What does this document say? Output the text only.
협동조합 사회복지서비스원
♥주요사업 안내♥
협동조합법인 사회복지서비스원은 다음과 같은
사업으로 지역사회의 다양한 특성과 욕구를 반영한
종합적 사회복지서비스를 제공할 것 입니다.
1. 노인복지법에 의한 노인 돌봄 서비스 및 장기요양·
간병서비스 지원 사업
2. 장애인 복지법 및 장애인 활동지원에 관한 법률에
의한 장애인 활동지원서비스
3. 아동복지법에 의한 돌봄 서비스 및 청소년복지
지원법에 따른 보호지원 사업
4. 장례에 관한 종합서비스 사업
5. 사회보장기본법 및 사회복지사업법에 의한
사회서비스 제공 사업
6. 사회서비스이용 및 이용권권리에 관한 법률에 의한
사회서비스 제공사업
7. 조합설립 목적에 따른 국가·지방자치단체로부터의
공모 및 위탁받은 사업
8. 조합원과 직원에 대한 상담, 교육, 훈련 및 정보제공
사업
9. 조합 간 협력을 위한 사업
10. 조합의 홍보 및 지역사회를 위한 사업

WHAT YOU ARE ASKED TO DO
Write out the full listing exactly as given.

TASK OUTPUT
What does this document say? Output the text only.
협동조합 사회복지서비스원
♥주요사업 안내♥
협동조합법인 사회복지서비스원은 다음과 같은
사업으로 지역사회의 다양한 특성과 욕구를 반영한
종합적 사회복지서비스를 제공할 것 입니다.
1. 노인복지법에 의한 노인 돌봄 서비스 및 장기요양·
간병서비스 지원 사업
2. 장애인 복지법 및 장애인 활동지원에 관한 법률에
의한 장애인 활동지원서비스
3. 아동복지법에 의한 돌봄 서비스 및 청소년복지
지원법에 따른 보호지원 사업
4. 장례에 관한 종합서비스 사업
5. 사회보장기본법 및 사회복지사업법에 의한
사회서비스 제공 사업
6. 사회서비스이용 및 이용권권리에 관한 법률에 의한
사회서비스 제공사업
7. 조합설립 목적에 따른 국가·지방자치단체로부터의
공모 및 위탁받은 사업
8. 조합원과 직원에 대한 상담, 교육, 훈련 및 정보제공
사업
9. 조합 간 협력을 위한 사업
10. 조합의 홍보 및 지역사회를 위한 사업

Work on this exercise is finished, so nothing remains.